→ **Work instructions**
Of all the lines in the records below, how many hold the word "created"? Give the number alone.

Records from a data collection:
+++

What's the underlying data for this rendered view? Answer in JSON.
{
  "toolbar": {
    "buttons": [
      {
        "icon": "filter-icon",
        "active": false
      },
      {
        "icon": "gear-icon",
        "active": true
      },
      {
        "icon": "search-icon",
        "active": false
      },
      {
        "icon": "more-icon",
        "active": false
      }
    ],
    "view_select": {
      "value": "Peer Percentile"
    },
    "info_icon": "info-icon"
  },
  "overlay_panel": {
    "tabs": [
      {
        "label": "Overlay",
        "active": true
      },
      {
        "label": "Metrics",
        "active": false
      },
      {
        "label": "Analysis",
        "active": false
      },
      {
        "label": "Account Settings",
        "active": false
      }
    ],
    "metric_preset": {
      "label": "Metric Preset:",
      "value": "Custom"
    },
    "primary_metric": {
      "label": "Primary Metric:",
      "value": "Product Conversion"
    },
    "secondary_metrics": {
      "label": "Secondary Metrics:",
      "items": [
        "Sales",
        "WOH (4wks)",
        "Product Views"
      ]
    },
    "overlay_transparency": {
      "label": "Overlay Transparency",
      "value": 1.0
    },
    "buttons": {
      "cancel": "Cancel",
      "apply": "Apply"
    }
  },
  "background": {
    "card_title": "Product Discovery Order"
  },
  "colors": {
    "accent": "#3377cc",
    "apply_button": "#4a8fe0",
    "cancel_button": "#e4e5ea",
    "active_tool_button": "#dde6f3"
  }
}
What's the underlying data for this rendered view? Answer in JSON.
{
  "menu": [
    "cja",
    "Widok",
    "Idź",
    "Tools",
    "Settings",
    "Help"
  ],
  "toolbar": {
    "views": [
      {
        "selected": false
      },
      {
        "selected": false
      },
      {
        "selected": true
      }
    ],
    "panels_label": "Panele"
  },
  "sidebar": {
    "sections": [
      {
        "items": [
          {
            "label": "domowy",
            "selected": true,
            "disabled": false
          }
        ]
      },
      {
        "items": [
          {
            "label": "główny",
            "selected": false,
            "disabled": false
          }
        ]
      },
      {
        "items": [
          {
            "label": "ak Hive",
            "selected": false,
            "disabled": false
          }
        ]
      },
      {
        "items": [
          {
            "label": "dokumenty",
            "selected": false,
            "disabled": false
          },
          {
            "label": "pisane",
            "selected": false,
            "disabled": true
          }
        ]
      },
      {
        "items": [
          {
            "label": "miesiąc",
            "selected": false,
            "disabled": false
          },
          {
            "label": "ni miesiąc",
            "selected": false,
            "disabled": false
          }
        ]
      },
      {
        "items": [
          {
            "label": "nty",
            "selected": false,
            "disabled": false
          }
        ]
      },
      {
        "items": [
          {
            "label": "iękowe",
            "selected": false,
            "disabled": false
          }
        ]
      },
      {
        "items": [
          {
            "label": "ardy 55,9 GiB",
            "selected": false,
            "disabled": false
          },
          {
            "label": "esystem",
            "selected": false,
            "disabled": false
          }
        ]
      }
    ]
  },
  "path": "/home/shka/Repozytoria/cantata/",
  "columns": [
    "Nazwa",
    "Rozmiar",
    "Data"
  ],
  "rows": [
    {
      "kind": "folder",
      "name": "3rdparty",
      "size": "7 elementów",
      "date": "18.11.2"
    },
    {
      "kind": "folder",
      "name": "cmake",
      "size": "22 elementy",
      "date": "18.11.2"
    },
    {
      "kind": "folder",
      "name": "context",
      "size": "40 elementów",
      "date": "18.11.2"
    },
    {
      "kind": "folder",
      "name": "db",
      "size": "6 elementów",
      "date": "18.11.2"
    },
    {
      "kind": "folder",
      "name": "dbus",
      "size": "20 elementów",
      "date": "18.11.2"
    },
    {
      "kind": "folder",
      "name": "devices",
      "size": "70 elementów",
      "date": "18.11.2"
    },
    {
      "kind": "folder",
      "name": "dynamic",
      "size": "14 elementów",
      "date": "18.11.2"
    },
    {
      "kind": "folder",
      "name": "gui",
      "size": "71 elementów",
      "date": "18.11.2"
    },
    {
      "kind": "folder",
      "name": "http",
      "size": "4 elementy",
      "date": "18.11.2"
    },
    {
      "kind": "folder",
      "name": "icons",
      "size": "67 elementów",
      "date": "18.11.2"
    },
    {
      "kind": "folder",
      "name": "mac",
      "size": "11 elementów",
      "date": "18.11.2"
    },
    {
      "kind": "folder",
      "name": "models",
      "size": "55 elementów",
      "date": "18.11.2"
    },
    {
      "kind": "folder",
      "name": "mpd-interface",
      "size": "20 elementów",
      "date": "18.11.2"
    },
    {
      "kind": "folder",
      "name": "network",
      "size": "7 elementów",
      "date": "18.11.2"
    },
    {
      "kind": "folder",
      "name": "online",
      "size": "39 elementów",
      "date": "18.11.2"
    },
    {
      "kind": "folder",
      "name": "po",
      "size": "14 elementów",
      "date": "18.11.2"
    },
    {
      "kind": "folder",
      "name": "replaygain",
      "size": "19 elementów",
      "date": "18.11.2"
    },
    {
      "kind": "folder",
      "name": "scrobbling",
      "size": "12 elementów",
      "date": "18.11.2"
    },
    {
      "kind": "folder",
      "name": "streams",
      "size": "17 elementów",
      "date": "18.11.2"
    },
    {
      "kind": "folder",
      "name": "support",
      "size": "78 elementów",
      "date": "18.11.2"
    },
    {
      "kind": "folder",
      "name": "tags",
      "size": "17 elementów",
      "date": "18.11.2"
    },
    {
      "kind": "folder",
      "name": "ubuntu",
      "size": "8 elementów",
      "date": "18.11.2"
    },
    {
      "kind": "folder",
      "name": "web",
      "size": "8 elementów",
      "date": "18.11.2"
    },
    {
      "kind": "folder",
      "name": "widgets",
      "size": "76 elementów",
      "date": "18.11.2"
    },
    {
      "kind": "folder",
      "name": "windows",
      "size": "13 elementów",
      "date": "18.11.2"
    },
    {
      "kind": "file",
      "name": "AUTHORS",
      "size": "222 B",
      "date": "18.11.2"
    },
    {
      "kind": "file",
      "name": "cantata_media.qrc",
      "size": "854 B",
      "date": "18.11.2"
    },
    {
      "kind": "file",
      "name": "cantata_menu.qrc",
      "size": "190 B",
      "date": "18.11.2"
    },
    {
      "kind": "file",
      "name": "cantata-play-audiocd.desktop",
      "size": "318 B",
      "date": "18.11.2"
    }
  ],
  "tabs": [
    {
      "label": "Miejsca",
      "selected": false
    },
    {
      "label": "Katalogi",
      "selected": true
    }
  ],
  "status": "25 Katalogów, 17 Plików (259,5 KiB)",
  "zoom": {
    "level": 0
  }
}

+++

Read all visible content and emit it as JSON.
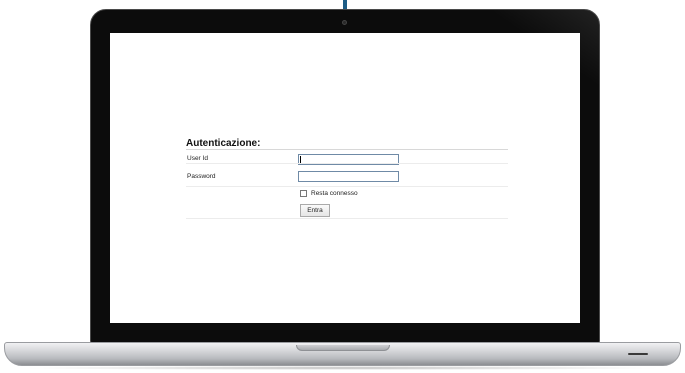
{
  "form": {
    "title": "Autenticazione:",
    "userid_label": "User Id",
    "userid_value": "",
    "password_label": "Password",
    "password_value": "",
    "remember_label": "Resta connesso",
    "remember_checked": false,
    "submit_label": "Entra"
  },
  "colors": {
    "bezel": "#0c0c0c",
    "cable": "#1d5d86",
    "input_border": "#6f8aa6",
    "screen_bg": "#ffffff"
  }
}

+++

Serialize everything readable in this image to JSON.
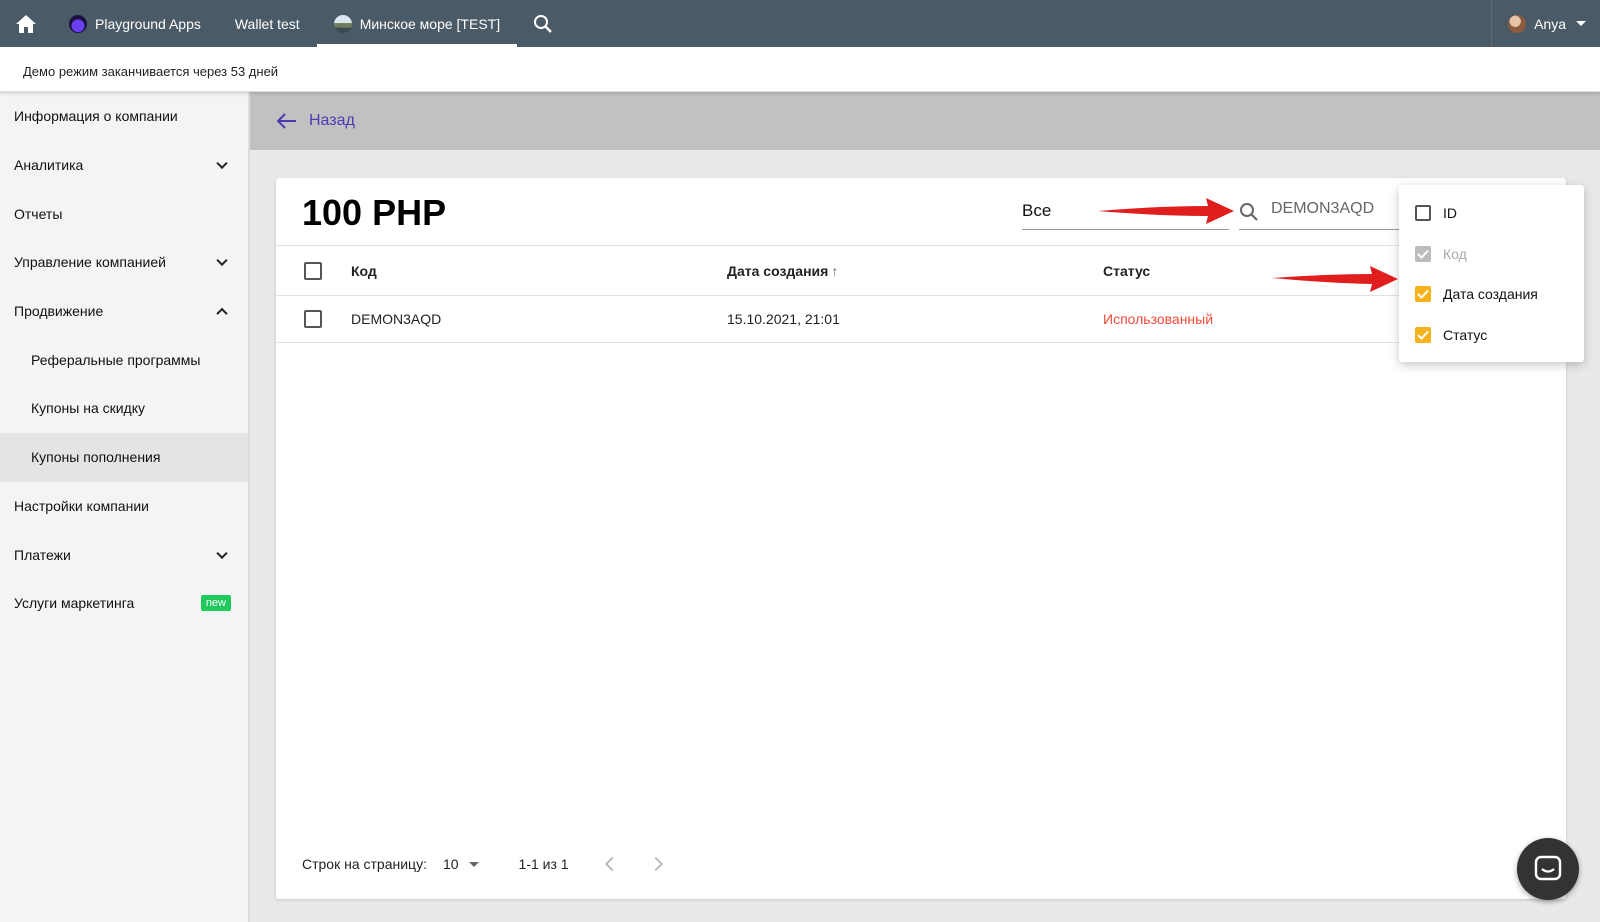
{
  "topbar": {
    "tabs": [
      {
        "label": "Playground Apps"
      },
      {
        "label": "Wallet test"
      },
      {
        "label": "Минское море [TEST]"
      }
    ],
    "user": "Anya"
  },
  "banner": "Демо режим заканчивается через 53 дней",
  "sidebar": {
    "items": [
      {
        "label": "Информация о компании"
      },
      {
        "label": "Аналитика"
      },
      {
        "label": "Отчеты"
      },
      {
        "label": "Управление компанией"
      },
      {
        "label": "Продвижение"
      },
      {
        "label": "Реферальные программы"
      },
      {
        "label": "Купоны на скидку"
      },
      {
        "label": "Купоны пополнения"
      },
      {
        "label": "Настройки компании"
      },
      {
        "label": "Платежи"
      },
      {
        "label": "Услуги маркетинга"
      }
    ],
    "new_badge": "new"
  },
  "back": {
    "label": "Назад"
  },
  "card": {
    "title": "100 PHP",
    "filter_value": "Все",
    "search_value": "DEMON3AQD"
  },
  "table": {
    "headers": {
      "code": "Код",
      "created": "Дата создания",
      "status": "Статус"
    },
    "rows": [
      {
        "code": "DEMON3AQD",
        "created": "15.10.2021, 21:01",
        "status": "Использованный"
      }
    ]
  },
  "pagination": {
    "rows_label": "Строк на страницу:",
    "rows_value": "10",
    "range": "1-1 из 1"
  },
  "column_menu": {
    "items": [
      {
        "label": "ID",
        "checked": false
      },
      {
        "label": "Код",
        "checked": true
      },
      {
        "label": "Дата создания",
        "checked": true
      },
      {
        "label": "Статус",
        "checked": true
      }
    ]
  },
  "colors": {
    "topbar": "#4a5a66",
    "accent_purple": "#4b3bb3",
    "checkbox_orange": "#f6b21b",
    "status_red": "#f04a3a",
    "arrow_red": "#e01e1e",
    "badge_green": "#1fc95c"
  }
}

+++

→ **Response to the task**
2